» Data lines
======

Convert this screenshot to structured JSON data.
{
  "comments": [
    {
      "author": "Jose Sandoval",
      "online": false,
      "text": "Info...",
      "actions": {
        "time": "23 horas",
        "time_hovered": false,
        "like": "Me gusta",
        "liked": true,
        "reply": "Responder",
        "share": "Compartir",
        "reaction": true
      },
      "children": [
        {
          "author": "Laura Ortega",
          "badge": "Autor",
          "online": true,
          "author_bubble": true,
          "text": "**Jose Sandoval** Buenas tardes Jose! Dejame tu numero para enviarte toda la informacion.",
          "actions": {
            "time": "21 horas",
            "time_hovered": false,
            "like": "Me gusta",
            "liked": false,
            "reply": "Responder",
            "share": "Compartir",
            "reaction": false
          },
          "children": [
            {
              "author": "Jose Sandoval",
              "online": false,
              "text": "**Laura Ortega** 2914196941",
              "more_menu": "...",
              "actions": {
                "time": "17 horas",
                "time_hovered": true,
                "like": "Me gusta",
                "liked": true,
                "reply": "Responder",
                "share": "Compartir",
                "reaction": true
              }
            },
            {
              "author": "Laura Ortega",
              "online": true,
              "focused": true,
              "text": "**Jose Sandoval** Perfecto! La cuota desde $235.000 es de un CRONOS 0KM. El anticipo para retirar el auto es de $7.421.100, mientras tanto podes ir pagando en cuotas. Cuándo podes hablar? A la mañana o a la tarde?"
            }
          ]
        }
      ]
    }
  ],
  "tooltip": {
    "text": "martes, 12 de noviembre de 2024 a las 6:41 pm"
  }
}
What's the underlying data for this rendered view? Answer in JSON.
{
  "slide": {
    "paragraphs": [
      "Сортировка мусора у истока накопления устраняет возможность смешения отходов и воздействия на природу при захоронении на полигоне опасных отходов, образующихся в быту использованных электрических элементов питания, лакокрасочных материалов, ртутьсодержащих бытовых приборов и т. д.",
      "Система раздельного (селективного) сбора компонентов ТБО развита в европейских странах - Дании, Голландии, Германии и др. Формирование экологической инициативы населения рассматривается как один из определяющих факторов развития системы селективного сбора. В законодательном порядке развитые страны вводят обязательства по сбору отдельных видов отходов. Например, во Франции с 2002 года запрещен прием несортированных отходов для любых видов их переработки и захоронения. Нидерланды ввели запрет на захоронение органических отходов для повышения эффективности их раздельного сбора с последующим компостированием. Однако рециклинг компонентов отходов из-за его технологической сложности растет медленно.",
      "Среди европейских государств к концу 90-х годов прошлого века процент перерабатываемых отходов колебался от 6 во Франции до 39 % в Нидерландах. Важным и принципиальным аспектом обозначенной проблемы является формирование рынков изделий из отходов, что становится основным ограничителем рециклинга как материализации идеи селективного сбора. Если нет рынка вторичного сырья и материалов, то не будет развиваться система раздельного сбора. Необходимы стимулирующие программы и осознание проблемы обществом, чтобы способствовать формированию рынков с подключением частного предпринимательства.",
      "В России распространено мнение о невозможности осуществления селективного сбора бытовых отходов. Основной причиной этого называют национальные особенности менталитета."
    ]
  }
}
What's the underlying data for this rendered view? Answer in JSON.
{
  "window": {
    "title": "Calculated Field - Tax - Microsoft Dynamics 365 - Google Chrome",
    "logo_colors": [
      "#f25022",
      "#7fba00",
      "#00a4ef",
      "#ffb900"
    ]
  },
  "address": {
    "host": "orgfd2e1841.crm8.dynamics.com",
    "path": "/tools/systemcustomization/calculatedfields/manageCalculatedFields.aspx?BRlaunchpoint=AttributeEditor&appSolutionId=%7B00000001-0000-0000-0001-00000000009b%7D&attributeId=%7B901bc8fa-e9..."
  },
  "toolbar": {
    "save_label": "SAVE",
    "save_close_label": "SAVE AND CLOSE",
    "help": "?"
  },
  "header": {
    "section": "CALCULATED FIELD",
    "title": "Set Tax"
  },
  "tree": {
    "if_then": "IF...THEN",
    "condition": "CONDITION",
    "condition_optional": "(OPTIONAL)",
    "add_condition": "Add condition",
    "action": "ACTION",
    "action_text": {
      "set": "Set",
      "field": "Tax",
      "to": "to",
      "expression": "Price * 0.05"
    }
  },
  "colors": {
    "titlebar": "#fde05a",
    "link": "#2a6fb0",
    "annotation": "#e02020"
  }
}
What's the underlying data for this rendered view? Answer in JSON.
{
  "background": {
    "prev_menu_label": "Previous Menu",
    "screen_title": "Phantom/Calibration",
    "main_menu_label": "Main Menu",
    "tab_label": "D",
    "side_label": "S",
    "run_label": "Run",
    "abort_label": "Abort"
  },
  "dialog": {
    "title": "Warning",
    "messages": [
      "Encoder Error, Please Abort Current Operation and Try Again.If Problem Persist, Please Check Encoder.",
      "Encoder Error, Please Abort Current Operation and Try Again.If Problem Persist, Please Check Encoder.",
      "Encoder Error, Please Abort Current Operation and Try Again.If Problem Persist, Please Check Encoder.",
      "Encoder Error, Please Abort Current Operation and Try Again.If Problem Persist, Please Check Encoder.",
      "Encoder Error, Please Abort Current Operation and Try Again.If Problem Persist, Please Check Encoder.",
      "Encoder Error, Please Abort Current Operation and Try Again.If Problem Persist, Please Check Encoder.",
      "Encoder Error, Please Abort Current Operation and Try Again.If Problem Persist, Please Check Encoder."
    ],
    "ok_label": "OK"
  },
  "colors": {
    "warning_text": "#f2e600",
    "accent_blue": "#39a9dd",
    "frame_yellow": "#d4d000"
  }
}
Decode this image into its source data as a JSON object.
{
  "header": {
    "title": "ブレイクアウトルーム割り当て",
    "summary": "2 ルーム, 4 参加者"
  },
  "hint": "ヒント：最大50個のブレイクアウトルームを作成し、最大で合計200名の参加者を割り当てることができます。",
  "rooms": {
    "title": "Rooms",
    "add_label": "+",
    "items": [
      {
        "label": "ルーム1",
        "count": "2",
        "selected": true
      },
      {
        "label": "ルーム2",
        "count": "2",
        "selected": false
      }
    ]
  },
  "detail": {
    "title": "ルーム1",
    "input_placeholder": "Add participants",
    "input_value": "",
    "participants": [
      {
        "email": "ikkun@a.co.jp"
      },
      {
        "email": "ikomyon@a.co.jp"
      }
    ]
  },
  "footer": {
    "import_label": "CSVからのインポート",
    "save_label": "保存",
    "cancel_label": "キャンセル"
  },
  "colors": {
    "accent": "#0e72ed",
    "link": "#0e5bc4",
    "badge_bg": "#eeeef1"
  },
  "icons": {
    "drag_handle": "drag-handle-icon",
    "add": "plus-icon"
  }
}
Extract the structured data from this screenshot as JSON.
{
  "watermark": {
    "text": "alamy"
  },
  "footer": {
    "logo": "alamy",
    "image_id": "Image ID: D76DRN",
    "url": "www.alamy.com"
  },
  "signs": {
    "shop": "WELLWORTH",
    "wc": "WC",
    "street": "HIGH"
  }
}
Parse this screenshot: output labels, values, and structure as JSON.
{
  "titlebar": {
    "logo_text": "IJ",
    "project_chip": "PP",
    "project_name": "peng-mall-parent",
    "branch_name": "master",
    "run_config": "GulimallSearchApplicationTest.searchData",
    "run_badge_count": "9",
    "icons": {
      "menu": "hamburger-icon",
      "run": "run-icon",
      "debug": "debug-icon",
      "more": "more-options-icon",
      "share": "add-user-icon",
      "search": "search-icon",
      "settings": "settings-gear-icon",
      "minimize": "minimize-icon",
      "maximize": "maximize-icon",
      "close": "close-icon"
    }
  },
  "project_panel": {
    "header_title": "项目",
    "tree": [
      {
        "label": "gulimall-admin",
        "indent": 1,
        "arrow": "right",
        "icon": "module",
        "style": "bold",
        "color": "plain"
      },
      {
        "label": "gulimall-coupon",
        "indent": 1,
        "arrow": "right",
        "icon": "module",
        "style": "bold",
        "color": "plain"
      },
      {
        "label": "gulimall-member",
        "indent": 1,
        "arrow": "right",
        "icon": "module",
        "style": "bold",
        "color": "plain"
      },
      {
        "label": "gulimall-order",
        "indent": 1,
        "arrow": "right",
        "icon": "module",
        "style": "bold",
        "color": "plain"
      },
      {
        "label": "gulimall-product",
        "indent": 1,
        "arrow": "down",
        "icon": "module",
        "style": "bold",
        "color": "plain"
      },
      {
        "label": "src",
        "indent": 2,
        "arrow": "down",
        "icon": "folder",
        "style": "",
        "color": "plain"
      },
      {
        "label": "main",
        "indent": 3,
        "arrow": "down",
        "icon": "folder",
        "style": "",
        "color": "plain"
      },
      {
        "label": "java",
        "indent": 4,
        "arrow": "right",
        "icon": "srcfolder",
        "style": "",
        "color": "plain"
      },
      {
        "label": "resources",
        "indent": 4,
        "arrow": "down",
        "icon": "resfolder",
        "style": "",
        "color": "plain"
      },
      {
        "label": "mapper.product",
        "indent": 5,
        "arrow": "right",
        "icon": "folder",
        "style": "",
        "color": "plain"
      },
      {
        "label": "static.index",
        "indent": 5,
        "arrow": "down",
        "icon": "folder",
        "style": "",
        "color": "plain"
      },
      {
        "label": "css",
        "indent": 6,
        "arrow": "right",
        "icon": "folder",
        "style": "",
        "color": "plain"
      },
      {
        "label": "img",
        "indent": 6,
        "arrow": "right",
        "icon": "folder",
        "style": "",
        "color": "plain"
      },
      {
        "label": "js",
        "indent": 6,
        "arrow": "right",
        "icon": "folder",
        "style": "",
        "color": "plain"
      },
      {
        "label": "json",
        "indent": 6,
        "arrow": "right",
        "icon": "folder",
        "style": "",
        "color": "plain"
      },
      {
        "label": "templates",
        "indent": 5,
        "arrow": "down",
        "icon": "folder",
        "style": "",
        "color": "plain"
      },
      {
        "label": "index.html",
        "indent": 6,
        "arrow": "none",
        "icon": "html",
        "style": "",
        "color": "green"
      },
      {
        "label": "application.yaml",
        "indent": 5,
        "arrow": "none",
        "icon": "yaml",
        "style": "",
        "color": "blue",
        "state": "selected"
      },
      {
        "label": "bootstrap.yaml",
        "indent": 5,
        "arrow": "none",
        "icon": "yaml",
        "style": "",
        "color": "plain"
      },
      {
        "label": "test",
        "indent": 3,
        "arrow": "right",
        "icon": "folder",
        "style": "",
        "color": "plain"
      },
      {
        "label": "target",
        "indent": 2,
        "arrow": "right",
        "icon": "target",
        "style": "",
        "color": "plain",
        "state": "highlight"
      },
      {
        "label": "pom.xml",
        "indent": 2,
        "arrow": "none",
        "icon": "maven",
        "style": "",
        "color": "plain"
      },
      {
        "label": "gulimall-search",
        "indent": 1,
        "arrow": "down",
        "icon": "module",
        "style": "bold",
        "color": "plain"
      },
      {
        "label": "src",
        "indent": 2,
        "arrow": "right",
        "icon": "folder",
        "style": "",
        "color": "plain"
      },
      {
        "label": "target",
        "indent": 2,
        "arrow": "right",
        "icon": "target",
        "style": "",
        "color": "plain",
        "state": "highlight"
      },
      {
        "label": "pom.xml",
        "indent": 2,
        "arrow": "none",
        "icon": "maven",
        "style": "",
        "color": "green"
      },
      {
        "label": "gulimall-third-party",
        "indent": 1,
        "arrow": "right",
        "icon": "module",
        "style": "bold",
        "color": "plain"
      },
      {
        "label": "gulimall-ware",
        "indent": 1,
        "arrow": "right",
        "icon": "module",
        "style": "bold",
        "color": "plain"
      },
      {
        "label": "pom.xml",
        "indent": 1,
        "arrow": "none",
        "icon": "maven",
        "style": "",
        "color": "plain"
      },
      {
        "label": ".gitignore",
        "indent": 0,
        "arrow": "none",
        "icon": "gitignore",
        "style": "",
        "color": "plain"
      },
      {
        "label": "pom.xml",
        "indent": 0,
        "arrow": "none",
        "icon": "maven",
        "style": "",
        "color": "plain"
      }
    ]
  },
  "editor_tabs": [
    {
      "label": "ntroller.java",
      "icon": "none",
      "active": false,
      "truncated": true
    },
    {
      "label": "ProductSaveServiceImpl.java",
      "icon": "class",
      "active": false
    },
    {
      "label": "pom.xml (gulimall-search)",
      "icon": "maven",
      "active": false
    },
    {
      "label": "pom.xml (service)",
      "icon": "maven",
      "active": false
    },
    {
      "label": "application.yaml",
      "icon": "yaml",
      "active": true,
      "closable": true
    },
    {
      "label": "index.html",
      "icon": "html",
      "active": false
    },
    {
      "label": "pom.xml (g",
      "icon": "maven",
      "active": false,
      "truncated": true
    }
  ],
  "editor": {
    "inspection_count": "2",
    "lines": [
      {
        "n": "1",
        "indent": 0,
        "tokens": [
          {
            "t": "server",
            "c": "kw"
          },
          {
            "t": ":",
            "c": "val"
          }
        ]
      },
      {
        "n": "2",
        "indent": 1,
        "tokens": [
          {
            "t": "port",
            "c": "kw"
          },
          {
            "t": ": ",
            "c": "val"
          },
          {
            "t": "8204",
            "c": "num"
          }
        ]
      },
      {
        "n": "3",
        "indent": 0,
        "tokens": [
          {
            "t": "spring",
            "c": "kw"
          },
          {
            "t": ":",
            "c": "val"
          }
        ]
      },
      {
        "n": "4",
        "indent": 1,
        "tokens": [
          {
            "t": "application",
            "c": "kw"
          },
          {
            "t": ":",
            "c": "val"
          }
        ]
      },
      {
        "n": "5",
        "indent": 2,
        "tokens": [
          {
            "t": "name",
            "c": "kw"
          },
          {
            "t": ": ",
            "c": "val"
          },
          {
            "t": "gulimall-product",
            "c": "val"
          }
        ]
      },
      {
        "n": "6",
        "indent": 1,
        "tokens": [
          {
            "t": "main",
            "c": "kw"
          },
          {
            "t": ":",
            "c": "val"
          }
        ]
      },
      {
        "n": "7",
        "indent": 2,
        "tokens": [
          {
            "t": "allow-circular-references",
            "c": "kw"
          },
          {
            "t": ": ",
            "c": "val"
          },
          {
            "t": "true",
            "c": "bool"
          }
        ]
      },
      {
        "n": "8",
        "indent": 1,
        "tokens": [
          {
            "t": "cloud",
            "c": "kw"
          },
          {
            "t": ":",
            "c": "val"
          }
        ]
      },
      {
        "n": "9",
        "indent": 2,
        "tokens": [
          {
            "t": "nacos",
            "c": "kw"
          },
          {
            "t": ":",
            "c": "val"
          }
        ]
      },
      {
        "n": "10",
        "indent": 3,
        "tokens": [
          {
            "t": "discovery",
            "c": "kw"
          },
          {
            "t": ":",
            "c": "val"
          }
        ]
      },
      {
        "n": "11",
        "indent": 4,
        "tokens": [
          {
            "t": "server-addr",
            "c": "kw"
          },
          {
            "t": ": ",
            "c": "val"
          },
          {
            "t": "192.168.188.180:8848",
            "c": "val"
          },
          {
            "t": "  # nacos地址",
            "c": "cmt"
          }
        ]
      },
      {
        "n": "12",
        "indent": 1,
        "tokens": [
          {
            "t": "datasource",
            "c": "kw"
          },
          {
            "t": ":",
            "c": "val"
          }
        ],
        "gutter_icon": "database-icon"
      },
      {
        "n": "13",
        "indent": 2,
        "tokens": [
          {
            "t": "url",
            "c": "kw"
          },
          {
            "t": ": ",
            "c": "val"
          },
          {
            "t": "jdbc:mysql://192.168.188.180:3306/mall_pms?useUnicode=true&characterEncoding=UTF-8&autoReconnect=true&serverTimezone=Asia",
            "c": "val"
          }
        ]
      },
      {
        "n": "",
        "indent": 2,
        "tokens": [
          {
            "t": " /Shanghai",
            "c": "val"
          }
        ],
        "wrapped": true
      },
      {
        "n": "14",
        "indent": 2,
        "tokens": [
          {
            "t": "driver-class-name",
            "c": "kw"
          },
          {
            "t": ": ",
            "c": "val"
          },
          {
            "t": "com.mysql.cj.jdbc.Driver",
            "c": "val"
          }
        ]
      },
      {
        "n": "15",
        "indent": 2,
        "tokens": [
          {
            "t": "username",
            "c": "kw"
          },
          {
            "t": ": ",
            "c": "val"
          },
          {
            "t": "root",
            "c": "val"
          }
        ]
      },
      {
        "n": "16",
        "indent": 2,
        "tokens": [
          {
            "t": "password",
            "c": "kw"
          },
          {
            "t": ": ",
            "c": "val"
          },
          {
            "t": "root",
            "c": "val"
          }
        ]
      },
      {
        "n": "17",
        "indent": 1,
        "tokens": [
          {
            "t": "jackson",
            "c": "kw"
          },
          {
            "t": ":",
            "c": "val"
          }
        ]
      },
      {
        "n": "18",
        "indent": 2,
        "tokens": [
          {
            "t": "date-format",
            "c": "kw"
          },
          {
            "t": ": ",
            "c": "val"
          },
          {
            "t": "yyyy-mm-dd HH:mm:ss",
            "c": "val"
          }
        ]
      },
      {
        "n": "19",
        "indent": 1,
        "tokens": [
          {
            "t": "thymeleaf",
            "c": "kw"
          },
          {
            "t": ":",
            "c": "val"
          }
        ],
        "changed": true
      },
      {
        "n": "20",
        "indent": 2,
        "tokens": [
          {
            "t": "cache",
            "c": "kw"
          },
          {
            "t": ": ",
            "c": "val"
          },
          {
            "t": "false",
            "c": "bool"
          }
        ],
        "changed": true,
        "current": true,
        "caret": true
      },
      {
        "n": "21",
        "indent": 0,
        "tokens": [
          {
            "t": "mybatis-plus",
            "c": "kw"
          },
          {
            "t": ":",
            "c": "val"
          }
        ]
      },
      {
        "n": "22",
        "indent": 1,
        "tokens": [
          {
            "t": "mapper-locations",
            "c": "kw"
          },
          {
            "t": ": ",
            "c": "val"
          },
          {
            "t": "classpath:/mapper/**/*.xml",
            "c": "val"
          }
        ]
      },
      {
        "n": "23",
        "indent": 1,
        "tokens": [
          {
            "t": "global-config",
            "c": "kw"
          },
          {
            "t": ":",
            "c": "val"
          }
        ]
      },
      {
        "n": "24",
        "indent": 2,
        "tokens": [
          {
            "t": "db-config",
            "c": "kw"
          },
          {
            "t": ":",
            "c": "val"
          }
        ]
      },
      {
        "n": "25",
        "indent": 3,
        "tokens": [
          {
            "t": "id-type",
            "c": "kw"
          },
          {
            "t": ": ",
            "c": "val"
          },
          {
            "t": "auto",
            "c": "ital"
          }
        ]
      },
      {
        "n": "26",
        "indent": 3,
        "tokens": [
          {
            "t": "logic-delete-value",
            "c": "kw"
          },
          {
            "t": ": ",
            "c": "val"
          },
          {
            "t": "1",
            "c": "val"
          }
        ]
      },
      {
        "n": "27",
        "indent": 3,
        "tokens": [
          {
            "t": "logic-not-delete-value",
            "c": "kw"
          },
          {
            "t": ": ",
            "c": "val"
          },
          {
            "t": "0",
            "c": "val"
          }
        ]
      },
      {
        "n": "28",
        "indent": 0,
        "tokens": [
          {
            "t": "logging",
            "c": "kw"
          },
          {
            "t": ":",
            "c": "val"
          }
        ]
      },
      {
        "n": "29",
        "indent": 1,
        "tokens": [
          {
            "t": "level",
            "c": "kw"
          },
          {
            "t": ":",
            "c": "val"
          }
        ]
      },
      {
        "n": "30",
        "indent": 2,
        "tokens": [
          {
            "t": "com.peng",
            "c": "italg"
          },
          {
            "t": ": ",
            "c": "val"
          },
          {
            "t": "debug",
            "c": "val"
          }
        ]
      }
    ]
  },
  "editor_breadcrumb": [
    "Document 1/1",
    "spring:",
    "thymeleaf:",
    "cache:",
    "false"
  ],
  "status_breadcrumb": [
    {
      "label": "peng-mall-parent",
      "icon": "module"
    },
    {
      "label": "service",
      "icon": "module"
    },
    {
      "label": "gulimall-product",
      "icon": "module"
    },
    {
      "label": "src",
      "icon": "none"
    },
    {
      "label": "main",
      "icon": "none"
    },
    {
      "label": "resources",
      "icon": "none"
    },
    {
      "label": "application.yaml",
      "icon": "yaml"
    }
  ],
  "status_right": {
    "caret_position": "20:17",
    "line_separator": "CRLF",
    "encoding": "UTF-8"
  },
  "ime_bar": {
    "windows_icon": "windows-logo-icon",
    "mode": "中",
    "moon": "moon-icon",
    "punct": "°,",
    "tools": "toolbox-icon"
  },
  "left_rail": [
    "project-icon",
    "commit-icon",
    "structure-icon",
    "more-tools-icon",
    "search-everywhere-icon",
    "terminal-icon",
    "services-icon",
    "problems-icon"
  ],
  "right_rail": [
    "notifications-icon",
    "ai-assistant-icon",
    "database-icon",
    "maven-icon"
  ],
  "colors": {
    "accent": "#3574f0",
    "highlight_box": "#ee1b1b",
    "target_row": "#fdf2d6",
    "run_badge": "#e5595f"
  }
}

======

» Exercise brief
Exactly how many lines contain "java"? State the number and nothing else.

» Solution for this exercise
3